Set exercise:
Output every entry exactly as given.

Available data:
§

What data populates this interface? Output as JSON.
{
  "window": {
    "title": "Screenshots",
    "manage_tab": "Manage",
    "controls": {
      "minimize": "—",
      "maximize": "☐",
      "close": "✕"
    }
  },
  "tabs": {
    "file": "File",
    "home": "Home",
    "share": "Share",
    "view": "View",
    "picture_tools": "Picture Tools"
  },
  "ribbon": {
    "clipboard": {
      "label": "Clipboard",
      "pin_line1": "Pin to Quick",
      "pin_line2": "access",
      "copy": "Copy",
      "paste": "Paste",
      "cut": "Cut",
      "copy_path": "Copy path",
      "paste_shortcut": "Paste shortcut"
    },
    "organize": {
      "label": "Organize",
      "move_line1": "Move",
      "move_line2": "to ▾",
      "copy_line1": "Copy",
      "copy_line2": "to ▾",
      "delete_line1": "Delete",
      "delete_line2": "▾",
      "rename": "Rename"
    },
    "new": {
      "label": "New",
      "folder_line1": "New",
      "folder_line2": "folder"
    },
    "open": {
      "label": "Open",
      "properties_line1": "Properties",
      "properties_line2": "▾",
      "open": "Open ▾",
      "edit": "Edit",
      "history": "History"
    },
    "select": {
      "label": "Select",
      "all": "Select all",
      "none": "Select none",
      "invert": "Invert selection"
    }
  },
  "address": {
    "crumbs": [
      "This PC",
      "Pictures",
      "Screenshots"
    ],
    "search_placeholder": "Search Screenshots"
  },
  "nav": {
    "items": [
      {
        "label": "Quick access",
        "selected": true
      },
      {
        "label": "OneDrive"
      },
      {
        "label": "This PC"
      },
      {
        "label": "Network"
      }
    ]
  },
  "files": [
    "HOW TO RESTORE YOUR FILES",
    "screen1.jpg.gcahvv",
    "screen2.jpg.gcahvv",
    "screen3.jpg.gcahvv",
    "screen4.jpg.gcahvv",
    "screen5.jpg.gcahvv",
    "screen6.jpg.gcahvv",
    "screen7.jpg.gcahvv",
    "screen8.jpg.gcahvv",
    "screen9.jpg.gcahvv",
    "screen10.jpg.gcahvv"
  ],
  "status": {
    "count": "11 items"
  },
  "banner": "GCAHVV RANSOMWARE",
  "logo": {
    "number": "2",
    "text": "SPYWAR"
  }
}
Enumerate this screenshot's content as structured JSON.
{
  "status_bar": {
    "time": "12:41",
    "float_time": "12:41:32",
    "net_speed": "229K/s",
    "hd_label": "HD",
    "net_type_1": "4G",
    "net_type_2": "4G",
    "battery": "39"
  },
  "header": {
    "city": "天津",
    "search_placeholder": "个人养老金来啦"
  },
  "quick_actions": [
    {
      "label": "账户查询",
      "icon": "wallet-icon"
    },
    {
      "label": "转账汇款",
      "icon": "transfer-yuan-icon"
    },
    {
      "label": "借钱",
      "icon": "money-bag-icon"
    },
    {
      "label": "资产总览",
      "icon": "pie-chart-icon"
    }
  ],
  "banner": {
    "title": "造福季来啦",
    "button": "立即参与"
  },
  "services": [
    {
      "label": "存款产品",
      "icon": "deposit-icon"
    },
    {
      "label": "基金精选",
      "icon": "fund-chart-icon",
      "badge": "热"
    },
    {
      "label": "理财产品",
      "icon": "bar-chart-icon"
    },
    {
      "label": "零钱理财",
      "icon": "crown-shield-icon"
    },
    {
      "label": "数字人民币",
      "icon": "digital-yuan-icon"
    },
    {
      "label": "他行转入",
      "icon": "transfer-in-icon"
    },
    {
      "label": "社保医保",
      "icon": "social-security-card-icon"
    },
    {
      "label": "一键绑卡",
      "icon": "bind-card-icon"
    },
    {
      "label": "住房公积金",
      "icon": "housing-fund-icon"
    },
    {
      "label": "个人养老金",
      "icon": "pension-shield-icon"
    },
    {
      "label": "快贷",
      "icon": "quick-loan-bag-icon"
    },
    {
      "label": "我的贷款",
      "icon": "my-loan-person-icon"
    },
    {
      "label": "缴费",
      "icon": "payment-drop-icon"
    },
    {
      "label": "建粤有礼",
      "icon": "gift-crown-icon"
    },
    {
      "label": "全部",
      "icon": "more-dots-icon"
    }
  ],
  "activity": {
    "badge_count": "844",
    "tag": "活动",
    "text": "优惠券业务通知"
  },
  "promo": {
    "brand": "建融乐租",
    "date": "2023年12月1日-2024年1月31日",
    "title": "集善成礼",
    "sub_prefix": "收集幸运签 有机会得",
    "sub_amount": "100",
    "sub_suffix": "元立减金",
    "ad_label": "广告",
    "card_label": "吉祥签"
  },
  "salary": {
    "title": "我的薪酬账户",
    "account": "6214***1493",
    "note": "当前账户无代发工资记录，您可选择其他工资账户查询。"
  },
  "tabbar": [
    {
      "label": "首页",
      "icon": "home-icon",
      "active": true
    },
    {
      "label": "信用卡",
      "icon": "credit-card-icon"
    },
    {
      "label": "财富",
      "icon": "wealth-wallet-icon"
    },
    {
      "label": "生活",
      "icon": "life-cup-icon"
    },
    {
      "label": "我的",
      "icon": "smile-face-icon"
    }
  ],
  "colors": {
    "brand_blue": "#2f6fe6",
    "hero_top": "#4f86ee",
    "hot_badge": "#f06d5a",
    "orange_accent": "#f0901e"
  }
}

§

Response for this exercise:
What data populates this interface? Output as JSON.
{
  "window": {
    "title": "Screenshots",
    "manage_tab": "Manage",
    "controls": {
      "minimize": "—",
      "maximize": "☐",
      "close": "✕"
    }
  },
  "tabs": {
    "file": "File",
    "home": "Home",
    "share": "Share",
    "view": "View",
    "picture_tools": "Picture Tools"
  },
  "ribbon": {
    "clipboard": {
      "label": "Clipboard",
      "pin_line1": "Pin to Quick",
      "pin_line2": "access",
      "copy": "Copy",
      "paste": "Paste",
      "cut": "Cut",
      "copy_path": "Copy path",
      "paste_shortcut": "Paste shortcut"
    },
    "organize": {
      "label": "Organize",
      "move_line1": "Move",
      "move_line2": "to ▾",
      "copy_line1": "Copy",
      "copy_line2": "to ▾",
      "delete_line1": "Delete",
      "delete_line2": "▾",
      "rename": "Rename"
    },
    "new": {
      "label": "New",
      "folder_line1": "New",
      "folder_line2": "folder"
    },
    "open": {
      "label": "Open",
      "properties_line1": "Properties",
      "properties_line2": "▾",
      "open": "Open ▾",
      "edit": "Edit",
      "history": "History"
    },
    "select": {
      "label": "Select",
      "all": "Select all",
      "none": "Select none",
      "invert": "Invert selection"
    }
  },
  "address": {
    "crumbs": [
      "This PC",
      "Pictures",
      "Screenshots"
    ],
    "search_placeholder": "Search Screenshots"
  },
  "nav": {
    "items": [
      {
        "label": "Quick access",
        "selected": true
      },
      {
        "label": "OneDrive"
      },
      {
        "label": "This PC"
      },
      {
        "label": "Network"
      }
    ]
  },
  "files": [
    "HOW TO RESTORE YOUR FILES",
    "screen1.jpg.gcahvv",
    "screen2.jpg.gcahvv",
    "screen3.jpg.gcahvv",
    "screen4.jpg.gcahvv",
    "screen5.jpg.gcahvv",
    "screen6.jpg.gcahvv",
    "screen7.jpg.gcahvv",
    "screen8.jpg.gcahvv",
    "screen9.jpg.gcahvv",
    "screen10.jpg.gcahvv"
  ],
  "status": {
    "count": "11 items"
  },
  "banner": "GCAHVV RANSOMWARE",
  "logo": {
    "number": "2",
    "text": "SPYWAR"
  }
}
Enumerate this screenshot's content as structured JSON.
{
  "status_bar": {
    "time": "12:41",
    "float_time": "12:41:32",
    "net_speed": "229K/s",
    "hd_label": "HD",
    "net_type_1": "4G",
    "net_type_2": "4G",
    "battery": "39"
  },
  "header": {
    "city": "天津",
    "search_placeholder": "个人养老金来啦"
  },
  "quick_actions": [
    {
      "label": "账户查询",
      "icon": "wallet-icon"
    },
    {
      "label": "转账汇款",
      "icon": "transfer-yuan-icon"
    },
    {
      "label": "借钱",
      "icon": "money-bag-icon"
    },
    {
      "label": "资产总览",
      "icon": "pie-chart-icon"
    }
  ],
  "banner": {
    "title": "造福季来啦",
    "button": "立即参与"
  },
  "services": [
    {
      "label": "存款产品",
      "icon": "deposit-icon"
    },
    {
      "label": "基金精选",
      "icon": "fund-chart-icon",
      "badge": "热"
    },
    {
      "label": "理财产品",
      "icon": "bar-chart-icon"
    },
    {
      "label": "零钱理财",
      "icon": "crown-shield-icon"
    },
    {
      "label": "数字人民币",
      "icon": "digital-yuan-icon"
    },
    {
      "label": "他行转入",
      "icon": "transfer-in-icon"
    },
    {
      "label": "社保医保",
      "icon": "social-security-card-icon"
    },
    {
      "label": "一键绑卡",
      "icon": "bind-card-icon"
    },
    {
      "label": "住房公积金",
      "icon": "housing-fund-icon"
    },
    {
      "label": "个人养老金",
      "icon": "pension-shield-icon"
    },
    {
      "label": "快贷",
      "icon": "quick-loan-bag-icon"
    },
    {
      "label": "我的贷款",
      "icon": "my-loan-person-icon"
    },
    {
      "label": "缴费",
      "icon": "payment-drop-icon"
    },
    {
      "label": "建粤有礼",
      "icon": "gift-crown-icon"
    },
    {
      "label": "全部",
      "icon": "more-dots-icon"
    }
  ],
  "activity": {
    "badge_count": "844",
    "tag": "活动",
    "text": "优惠券业务通知"
  },
  "promo": {
    "brand": "建融乐租",
    "date": "2023年12月1日-2024年1月31日",
    "title": "集善成礼",
    "sub_prefix": "收集幸运签 有机会得",
    "sub_amount": "100",
    "sub_suffix": "元立减金",
    "ad_label": "广告",
    "card_label": "吉祥签"
  },
  "salary": {
    "title": "我的薪酬账户",
    "account": "6214***1493",
    "note": "当前账户无代发工资记录，您可选择其他工资账户查询。"
  },
  "tabbar": [
    {
      "label": "首页",
      "icon": "home-icon",
      "active": true
    },
    {
      "label": "信用卡",
      "icon": "credit-card-icon"
    },
    {
      "label": "财富",
      "icon": "wealth-wallet-icon"
    },
    {
      "label": "生活",
      "icon": "life-cup-icon"
    },
    {
      "label": "我的",
      "icon": "smile-face-icon"
    }
  ],
  "colors": {
    "brand_blue": "#2f6fe6",
    "hero_top": "#4f86ee",
    "hot_badge": "#f06d5a",
    "orange_accent": "#f0901e"
  }
}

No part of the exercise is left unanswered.